_GIVEN TEXT:_
UQ Case Study

Surrogate modelling for uncertainty propagation, sensitivity analysis and rare events estimation
B. Sudret, S. Marelli, Chair of Risk, Safety and Uncertainty Quantification, ETH Zurich

In industrial applications, engineers are used to develop their simulation models with in-house or commercial codes following established workflows. Uncertainty quantification (UQ) or sensitivity analysis (SA) questions shall be addressed using these pre-existing models. This calls for methods which can handle those models as “black boxes”, which provide a vector of output quantities of interest for each run with given input parameters.
In a first lecture we introduce sparse polynomial chaos expansions based on penalized least-squares analysis as a tool for UQ (computation of outputs PDF, moments, quantiles, etc.). Global sensitivity analysis will then be introduced, more specifically functional ANOVA, the Sobol’ indices and their estimation through sparse PCE. A third lecture will be devoted to rare events simulation (estimation of so-called probabilities of failure in the engineering wording), which will cover classical approaches as well as recent methods based on Gaussian process modelling and active learning. Finally, a tutorial using the Matlab-based general-purpose software UQLab (external pagewww.uqlab.com) will exemplify the various lectures.

Participating PhD students can do assignments by the lecturers to acquire study credit for their home institutions [#ECTS to be calculated].

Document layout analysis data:

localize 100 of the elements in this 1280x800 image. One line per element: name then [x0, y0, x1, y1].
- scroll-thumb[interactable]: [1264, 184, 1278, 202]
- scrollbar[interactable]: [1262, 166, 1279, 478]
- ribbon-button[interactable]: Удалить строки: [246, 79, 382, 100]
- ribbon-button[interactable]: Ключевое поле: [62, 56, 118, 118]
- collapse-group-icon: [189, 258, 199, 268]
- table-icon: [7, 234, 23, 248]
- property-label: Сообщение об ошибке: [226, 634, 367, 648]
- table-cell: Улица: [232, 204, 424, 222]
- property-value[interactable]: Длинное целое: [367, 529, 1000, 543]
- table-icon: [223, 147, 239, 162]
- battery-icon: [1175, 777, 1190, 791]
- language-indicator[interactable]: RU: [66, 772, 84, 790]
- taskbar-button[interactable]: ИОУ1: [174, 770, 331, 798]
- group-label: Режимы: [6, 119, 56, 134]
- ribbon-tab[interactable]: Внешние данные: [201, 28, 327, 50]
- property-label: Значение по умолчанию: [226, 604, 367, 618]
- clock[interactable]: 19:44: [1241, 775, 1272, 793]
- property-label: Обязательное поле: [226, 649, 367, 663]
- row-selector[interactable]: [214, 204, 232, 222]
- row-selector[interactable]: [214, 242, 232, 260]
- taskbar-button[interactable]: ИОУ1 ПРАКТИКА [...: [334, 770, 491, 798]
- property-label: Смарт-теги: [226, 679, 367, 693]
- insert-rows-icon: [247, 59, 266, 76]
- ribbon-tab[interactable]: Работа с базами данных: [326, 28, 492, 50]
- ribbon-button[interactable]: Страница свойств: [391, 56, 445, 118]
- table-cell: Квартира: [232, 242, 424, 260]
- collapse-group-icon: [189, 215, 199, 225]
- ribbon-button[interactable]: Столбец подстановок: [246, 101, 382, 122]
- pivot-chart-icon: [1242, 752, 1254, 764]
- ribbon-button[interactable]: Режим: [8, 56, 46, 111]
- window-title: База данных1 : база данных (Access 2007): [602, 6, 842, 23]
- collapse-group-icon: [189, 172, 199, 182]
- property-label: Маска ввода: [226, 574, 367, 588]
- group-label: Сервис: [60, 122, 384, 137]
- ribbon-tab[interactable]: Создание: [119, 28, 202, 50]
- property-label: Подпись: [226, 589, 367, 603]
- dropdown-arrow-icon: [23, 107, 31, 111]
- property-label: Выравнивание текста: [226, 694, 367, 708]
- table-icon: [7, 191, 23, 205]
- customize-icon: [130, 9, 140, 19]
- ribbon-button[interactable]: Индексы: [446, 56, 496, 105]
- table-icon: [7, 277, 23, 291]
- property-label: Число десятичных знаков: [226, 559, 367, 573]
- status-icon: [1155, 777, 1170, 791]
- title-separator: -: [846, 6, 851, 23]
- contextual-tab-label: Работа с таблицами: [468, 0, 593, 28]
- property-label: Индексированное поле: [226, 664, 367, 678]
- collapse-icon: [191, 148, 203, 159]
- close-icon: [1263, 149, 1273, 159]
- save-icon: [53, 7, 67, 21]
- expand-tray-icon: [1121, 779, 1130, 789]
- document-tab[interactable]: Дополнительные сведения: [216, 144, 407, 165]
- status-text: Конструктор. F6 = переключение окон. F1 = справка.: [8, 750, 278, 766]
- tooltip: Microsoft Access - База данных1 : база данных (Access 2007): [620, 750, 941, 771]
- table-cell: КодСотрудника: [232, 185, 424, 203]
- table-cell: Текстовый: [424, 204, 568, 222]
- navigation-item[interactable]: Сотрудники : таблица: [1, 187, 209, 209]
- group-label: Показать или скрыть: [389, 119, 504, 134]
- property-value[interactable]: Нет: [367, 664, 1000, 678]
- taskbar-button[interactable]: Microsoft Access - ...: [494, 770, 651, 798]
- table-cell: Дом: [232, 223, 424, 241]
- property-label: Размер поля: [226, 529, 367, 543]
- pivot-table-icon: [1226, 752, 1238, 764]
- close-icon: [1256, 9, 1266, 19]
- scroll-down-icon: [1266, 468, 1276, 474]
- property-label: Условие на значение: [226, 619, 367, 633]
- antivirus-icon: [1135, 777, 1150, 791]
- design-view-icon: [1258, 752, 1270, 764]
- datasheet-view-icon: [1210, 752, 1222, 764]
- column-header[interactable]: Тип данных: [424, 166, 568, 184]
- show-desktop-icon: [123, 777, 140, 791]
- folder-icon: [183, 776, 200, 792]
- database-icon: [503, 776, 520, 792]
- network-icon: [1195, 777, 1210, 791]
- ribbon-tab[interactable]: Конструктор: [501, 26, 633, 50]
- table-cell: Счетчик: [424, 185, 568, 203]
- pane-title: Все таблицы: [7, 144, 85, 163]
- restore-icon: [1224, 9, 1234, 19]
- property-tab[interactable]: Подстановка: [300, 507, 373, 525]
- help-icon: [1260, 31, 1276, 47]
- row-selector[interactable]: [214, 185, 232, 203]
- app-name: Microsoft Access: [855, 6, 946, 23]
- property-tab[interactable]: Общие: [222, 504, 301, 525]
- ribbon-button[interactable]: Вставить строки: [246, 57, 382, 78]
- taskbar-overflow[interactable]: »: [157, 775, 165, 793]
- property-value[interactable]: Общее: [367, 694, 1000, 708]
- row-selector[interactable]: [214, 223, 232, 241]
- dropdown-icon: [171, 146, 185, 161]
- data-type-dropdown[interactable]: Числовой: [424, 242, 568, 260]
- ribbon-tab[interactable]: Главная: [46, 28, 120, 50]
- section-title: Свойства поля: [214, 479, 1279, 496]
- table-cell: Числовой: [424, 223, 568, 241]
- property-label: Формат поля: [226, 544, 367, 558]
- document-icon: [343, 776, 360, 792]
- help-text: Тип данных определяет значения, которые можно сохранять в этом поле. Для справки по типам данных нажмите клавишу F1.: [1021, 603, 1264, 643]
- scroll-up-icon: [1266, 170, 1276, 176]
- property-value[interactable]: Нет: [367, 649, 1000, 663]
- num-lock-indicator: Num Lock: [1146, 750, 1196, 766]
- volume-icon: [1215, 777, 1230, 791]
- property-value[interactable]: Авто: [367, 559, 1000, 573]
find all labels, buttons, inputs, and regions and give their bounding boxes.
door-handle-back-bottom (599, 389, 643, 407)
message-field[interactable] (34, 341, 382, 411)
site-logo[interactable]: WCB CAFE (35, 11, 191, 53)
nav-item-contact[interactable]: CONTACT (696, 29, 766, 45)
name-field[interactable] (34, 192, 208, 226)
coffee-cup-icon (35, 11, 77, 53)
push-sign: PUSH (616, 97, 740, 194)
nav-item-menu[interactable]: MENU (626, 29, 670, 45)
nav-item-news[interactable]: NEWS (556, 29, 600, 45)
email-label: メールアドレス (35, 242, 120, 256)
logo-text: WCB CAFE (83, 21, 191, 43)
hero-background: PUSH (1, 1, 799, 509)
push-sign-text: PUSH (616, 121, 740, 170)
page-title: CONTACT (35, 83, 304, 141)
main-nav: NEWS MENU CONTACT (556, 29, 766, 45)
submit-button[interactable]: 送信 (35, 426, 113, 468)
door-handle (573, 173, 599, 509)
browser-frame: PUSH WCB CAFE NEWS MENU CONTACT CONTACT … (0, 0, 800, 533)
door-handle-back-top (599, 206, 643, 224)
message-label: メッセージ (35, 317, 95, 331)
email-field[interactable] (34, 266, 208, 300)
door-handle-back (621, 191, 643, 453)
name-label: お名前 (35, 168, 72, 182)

_WHAT YOU WILL DO:_ Copy out the UQ case study text between "UQ Case Study" and "given input parameters.", inclusive.

_RESPONSE BOX:_
UQ Case Study

Surrogate modelling for uncertainty propagation, sensitivity analysis and rare events estimation
B. Sudret, S. Marelli, Chair of Risk, Safety and Uncertainty Quantification, ETH Zurich

In industrial applications, engineers are used to develop their simulation models with in-house or commercial codes following established workflows. Uncertainty quantification (UQ) or sensitivity analysis (SA) questions shall be addressed using these pre-existing models. This calls for methods which can handle those models as “black boxes”, which provide a vector of output quantities of interest for each run with given input parameters.